Task:
Copy out all the lines where "Fairfield" shows up.

Extracted data:
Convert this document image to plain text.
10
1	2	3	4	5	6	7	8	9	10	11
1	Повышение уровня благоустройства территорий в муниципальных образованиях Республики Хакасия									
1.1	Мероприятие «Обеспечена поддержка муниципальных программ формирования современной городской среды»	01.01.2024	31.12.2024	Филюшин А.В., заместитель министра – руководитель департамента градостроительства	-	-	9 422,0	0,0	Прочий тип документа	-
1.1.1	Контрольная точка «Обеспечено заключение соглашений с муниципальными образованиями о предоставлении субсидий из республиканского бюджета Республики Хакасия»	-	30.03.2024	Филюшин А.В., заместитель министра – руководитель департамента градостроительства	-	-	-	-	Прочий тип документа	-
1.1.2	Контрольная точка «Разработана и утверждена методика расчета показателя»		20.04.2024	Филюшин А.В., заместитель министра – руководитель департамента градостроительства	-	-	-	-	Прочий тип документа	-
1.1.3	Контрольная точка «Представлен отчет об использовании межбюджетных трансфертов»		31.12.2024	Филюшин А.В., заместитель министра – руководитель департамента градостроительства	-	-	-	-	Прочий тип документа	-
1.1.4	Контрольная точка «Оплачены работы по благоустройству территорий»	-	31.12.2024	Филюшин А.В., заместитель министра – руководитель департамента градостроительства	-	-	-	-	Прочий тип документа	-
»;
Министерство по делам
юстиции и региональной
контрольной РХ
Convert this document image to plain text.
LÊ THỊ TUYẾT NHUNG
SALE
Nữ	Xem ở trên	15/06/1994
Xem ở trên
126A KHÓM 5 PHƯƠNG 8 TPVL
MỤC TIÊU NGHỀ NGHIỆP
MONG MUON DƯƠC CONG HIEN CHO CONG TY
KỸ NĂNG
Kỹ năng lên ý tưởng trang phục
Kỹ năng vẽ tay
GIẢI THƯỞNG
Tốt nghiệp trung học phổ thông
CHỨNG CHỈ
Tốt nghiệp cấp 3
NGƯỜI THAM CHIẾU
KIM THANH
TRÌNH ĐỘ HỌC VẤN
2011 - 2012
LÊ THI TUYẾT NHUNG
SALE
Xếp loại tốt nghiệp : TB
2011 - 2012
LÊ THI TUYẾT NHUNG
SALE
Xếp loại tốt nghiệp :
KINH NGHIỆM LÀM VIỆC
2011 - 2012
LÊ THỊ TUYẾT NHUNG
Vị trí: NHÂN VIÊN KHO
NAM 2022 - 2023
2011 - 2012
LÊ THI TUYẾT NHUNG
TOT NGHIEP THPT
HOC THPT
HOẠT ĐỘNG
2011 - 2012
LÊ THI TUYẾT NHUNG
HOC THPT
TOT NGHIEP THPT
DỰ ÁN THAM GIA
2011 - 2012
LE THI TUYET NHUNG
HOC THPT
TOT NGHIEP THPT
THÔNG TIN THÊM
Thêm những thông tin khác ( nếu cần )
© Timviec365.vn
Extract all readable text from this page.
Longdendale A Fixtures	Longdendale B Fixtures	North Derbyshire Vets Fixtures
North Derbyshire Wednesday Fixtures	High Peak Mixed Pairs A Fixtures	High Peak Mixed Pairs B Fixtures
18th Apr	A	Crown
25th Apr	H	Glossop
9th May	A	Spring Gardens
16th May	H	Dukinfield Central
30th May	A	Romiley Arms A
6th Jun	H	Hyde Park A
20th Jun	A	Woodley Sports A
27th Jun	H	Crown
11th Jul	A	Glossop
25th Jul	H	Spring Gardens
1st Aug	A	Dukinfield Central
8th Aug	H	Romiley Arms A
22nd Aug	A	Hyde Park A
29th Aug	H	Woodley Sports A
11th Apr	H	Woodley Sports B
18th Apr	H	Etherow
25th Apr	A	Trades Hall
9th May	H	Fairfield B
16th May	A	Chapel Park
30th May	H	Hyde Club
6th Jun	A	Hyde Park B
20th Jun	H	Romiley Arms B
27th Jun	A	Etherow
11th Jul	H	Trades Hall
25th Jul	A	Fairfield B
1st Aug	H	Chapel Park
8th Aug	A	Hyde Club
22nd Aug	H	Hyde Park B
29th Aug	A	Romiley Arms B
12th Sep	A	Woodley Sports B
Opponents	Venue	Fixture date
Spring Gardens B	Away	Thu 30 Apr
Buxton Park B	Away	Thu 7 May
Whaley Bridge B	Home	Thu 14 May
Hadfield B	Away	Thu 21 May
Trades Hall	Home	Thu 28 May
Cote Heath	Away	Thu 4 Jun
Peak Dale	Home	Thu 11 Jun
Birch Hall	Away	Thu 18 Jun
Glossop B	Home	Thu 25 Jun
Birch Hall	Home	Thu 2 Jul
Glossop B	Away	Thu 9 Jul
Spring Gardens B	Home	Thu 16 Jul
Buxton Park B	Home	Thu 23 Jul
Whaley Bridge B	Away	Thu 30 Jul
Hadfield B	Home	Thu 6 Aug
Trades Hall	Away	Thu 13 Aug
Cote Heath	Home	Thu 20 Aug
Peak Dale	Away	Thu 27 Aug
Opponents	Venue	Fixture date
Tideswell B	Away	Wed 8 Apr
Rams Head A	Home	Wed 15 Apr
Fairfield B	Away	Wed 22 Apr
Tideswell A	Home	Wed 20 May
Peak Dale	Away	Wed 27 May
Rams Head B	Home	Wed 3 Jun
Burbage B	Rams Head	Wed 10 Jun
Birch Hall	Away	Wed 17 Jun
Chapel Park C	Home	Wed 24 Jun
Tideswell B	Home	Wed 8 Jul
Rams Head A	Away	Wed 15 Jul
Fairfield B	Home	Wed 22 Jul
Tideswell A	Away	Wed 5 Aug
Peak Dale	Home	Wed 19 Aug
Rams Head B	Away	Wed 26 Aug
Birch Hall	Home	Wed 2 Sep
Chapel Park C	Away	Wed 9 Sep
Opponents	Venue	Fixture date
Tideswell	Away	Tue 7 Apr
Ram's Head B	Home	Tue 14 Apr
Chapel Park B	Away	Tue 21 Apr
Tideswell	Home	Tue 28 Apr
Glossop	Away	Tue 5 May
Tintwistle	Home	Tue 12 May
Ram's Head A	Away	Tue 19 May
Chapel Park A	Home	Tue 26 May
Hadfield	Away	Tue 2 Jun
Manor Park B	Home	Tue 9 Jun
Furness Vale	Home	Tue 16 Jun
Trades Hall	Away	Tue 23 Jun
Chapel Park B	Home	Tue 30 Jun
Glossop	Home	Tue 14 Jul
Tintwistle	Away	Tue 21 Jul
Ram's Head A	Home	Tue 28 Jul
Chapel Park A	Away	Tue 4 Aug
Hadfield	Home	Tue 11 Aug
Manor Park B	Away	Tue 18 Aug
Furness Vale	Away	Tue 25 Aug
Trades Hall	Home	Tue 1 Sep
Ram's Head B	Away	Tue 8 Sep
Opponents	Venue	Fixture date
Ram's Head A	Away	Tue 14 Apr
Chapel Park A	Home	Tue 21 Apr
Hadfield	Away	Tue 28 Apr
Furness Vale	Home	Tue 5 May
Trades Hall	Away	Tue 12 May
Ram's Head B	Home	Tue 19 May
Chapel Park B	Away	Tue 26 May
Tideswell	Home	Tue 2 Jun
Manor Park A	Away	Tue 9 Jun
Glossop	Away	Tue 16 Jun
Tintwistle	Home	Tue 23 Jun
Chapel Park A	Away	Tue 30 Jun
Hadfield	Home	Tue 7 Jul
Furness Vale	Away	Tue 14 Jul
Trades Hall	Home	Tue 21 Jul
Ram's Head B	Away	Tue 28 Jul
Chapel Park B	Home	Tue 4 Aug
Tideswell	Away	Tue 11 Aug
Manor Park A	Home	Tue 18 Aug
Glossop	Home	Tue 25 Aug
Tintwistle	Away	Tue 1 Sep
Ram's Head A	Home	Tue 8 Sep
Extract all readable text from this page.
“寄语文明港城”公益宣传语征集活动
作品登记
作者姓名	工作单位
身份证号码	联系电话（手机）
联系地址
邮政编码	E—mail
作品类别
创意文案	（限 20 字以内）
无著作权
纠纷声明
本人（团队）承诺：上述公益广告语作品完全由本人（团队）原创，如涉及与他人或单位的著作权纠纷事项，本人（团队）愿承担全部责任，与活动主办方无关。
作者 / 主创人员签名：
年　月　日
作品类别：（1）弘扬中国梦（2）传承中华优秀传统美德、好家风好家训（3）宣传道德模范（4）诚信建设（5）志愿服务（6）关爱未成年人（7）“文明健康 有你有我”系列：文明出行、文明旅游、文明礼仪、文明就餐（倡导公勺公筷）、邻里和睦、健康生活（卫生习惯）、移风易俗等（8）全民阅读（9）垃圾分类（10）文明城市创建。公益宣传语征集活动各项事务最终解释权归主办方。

Solution to this task:
9th May	H	Fairfield B
25th Jul	A	Fairfield B
Fairfield B	Away	Wed 22 Apr
Fairfield B	Home	Wed 22 Jul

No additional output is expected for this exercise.